- PROBLEM DETAILS
Identify every line in the records below that contains the word "Daily", and copy each of those lines.

- DATA FOR THIS TASK

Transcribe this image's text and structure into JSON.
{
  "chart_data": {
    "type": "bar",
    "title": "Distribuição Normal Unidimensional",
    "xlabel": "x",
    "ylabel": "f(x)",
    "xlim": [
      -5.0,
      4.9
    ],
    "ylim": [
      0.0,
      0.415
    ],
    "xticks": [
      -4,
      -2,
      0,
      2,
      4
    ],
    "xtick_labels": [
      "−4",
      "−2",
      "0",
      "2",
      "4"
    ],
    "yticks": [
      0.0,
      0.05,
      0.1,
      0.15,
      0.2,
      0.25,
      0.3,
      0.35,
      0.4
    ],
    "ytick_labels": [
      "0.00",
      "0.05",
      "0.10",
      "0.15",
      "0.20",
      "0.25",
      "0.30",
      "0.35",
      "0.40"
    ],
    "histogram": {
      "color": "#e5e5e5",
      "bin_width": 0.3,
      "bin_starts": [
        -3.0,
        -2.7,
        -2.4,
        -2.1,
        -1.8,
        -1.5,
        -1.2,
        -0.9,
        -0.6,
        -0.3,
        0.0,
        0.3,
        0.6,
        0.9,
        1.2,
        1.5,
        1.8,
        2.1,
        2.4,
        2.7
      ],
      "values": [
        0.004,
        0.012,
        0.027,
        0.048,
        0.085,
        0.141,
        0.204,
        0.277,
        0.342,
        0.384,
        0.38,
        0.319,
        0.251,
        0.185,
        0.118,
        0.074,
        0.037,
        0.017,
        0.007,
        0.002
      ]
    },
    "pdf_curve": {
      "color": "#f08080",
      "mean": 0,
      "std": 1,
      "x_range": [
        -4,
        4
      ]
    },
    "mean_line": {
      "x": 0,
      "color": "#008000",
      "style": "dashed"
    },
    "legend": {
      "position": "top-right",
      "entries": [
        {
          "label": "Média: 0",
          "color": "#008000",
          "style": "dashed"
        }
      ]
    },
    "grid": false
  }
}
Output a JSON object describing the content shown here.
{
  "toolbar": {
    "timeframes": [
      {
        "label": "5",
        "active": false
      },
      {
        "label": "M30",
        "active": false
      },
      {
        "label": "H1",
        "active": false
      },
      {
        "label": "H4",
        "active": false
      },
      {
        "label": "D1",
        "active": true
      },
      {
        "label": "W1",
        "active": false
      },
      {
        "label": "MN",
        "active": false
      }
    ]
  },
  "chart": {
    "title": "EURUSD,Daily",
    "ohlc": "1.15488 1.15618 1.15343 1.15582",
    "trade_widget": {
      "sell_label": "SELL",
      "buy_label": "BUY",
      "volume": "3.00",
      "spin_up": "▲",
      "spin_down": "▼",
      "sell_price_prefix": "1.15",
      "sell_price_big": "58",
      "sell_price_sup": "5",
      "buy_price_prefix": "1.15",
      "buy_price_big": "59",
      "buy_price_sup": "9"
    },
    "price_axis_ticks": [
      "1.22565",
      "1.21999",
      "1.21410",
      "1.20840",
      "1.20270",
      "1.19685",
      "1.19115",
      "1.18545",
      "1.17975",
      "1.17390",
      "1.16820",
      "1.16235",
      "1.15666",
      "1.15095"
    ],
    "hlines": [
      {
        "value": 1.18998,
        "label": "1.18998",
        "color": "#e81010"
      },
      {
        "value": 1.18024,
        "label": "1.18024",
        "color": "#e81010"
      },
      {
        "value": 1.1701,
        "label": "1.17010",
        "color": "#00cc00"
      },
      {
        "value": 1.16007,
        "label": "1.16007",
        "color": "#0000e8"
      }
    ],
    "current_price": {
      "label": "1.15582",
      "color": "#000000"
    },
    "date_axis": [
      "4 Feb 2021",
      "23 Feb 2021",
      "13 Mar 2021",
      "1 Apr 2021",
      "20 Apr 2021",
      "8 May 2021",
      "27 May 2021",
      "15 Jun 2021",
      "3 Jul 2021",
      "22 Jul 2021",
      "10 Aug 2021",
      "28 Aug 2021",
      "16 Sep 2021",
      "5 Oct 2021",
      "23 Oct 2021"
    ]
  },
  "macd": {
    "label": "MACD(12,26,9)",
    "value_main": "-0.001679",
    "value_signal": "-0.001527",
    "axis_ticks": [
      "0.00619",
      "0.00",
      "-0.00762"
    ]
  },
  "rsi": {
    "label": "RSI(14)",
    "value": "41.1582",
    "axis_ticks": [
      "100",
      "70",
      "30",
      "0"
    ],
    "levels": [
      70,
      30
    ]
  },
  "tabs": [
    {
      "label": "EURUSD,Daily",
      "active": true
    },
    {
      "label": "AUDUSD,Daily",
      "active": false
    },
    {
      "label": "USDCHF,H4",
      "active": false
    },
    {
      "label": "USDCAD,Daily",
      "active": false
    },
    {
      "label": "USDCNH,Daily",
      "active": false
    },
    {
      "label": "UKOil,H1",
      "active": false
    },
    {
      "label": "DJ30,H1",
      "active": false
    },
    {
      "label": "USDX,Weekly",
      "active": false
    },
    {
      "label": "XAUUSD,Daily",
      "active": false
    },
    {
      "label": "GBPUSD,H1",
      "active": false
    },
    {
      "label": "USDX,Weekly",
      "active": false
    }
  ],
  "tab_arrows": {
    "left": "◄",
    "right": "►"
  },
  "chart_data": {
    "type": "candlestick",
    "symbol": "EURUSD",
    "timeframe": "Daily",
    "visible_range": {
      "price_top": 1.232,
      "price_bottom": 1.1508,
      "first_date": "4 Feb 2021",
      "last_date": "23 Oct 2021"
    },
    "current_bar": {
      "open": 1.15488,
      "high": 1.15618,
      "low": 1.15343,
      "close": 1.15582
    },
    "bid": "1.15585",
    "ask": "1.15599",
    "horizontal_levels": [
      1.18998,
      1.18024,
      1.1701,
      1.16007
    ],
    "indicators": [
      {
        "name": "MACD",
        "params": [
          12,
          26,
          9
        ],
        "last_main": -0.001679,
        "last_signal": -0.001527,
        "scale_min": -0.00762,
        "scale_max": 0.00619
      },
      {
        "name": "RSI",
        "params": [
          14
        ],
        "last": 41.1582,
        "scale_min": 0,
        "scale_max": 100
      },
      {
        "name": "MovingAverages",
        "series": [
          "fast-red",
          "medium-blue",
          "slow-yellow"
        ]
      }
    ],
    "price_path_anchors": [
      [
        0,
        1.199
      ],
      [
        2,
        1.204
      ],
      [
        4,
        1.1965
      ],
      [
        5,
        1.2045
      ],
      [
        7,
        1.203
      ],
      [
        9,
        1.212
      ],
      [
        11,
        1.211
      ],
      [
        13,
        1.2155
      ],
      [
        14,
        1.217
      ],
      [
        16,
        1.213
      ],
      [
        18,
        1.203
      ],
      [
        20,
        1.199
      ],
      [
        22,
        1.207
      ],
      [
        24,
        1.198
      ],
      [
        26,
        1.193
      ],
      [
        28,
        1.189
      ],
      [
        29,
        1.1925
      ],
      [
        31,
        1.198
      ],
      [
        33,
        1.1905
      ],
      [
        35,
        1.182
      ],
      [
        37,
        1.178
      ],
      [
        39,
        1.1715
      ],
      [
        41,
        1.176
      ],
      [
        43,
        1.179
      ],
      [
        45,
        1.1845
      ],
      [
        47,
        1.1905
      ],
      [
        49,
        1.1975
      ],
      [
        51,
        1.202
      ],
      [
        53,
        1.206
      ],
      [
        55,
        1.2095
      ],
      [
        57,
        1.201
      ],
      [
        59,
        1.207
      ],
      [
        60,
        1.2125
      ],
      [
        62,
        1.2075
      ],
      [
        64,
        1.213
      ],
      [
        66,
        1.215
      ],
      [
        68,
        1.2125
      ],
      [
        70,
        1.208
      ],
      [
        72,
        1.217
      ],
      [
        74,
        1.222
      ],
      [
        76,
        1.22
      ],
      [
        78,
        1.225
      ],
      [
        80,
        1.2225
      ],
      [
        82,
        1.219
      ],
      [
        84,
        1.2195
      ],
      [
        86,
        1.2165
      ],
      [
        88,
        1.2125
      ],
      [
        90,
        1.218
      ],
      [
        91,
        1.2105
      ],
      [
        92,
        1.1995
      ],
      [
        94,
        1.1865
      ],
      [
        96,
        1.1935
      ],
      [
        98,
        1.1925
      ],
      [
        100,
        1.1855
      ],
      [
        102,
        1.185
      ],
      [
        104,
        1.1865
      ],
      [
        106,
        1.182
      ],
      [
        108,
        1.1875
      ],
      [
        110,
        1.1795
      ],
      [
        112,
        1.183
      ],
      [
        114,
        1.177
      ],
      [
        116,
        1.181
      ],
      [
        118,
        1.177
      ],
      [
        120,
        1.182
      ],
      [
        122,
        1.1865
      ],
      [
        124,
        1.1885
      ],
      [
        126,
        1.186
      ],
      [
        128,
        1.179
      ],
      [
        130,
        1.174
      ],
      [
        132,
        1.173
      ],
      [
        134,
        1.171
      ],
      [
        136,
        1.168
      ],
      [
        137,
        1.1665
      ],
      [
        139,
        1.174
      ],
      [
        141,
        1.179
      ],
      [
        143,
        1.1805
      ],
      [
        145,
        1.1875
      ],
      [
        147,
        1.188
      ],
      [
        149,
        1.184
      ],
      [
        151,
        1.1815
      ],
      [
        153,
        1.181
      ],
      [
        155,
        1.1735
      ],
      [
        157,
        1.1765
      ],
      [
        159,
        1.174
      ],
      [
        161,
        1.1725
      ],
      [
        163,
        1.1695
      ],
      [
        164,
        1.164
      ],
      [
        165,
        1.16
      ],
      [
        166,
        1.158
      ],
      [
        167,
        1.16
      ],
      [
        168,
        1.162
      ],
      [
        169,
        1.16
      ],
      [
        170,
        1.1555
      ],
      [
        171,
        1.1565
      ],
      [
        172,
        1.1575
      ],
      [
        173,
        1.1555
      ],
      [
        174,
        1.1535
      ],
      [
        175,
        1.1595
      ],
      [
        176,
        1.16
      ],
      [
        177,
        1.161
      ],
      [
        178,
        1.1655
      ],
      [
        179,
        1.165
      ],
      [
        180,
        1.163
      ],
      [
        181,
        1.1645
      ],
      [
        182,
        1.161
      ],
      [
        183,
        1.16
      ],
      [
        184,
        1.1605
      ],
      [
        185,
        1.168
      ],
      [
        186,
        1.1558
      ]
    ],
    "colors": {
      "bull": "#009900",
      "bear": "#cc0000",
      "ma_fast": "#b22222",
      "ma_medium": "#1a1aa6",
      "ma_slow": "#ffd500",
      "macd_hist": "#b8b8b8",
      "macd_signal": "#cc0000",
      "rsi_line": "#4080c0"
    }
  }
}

- SOLUTION TO THIS PROBLEM
    "title": "EURUSD,Daily",
      "label": "EURUSD,Daily",
      "label": "AUDUSD,Daily",
      "label": "USDCAD,Daily",
      "label": "USDCNH,Daily",
      "label": "XAUUSD,Daily",
    "timeframe": "Daily",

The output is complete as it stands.